● **AIM**:
Gather up all lines that carry the word "this".

Records from a dataset:
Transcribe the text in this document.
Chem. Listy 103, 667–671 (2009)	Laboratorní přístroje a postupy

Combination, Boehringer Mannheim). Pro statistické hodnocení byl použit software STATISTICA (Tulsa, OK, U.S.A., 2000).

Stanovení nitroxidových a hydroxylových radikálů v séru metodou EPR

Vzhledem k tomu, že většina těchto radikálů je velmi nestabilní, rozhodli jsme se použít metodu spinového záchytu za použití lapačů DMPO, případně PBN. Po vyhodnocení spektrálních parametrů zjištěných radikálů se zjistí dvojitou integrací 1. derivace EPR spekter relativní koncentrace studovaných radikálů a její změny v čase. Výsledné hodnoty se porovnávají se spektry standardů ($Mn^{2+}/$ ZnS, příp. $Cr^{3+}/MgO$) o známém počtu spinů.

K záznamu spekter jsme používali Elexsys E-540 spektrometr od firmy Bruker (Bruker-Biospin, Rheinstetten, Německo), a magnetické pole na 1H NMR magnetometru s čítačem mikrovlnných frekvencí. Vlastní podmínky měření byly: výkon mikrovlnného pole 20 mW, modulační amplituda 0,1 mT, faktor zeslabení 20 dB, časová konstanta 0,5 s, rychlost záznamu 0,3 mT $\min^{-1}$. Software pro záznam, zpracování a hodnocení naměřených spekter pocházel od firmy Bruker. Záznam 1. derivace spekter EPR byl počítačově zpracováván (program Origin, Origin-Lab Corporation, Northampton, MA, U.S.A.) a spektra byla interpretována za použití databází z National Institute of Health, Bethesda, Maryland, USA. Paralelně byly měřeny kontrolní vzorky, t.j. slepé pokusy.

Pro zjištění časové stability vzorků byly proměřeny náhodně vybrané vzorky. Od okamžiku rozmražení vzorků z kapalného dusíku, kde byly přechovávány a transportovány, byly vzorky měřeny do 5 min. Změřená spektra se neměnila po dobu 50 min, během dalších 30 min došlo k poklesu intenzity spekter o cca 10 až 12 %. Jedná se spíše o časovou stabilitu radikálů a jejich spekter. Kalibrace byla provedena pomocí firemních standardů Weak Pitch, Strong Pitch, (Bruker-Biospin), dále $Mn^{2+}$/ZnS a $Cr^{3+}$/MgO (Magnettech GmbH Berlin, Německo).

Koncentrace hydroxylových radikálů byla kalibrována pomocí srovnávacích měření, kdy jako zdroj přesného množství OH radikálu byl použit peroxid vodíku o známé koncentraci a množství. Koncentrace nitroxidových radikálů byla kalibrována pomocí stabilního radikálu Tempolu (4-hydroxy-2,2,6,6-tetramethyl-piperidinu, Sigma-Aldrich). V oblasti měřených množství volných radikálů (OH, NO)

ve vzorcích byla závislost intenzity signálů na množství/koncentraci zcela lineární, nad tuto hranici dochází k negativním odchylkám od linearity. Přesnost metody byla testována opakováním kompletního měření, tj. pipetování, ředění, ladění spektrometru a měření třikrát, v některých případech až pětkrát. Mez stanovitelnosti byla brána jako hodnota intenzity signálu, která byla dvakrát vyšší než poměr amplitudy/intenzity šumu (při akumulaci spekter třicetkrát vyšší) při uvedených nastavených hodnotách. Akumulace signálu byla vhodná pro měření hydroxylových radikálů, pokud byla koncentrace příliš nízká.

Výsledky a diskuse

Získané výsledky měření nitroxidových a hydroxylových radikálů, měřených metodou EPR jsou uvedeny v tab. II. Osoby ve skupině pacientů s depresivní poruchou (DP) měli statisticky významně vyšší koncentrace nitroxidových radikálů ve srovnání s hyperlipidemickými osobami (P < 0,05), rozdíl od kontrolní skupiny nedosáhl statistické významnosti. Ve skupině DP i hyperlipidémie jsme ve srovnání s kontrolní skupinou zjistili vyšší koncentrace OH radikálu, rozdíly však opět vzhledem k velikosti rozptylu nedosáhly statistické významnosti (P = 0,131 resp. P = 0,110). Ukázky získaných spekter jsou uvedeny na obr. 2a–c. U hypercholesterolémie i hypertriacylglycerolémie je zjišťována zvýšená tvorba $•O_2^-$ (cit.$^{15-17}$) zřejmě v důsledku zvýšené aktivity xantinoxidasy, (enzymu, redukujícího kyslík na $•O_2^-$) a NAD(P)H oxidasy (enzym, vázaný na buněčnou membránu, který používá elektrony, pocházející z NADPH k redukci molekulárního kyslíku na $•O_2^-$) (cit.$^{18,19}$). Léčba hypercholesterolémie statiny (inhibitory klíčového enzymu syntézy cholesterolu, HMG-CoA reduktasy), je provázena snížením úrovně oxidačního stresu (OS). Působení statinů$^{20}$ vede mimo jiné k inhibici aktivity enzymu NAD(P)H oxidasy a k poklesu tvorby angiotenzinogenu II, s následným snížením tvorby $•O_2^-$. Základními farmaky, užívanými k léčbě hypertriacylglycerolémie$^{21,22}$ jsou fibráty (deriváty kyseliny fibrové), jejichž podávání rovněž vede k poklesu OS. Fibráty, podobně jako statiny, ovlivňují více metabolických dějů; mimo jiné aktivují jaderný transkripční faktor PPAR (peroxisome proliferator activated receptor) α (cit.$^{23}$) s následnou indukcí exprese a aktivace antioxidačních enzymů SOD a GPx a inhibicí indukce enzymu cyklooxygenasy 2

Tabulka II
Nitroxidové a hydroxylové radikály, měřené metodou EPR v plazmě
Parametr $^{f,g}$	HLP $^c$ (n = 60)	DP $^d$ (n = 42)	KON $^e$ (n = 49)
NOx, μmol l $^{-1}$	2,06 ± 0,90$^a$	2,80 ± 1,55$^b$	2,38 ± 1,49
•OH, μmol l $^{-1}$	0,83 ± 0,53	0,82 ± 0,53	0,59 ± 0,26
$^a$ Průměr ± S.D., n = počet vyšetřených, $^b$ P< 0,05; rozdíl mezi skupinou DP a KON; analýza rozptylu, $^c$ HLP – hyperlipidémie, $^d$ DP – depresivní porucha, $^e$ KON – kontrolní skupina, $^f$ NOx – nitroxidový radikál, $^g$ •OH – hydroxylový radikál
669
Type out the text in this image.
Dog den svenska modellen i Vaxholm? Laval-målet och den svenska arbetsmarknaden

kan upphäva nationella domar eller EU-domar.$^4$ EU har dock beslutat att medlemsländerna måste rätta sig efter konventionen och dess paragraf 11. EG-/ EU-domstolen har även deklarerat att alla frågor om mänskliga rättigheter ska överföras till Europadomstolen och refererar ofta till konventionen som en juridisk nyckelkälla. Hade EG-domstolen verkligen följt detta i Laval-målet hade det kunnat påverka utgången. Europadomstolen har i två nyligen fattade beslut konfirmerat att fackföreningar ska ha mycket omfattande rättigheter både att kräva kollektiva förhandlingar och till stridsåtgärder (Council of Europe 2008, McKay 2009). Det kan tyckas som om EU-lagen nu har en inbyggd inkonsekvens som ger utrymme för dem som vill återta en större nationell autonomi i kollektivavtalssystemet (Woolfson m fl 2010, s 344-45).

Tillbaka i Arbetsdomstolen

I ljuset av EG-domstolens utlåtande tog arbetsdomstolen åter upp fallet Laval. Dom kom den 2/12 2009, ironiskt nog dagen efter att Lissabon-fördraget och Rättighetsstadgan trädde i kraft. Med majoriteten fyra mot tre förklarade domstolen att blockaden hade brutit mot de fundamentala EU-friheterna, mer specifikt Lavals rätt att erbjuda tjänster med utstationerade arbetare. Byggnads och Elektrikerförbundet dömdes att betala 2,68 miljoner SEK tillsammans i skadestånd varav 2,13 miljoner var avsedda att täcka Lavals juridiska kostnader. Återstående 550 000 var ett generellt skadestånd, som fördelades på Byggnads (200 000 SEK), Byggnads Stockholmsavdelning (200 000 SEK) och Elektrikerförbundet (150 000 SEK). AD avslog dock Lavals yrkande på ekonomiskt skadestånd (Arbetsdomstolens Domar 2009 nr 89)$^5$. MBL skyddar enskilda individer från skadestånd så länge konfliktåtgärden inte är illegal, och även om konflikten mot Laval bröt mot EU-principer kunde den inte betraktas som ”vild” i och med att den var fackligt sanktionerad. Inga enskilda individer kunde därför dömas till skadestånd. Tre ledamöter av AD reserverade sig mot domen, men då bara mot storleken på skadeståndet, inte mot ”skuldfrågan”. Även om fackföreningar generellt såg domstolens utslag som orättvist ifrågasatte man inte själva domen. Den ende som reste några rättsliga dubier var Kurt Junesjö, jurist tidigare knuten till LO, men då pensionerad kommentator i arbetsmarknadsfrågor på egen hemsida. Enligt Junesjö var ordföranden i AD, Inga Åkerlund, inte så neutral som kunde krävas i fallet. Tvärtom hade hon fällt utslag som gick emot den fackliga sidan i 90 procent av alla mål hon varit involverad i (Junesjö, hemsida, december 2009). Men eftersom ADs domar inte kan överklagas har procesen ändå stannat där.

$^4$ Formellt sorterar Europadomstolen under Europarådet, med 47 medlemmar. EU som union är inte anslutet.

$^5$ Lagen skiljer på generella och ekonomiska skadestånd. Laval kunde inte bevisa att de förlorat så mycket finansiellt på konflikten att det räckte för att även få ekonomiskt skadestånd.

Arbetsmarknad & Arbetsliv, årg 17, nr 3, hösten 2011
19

● **FULL OUTPUT**:
Transcribe the text in this document.
Type out the text in this image.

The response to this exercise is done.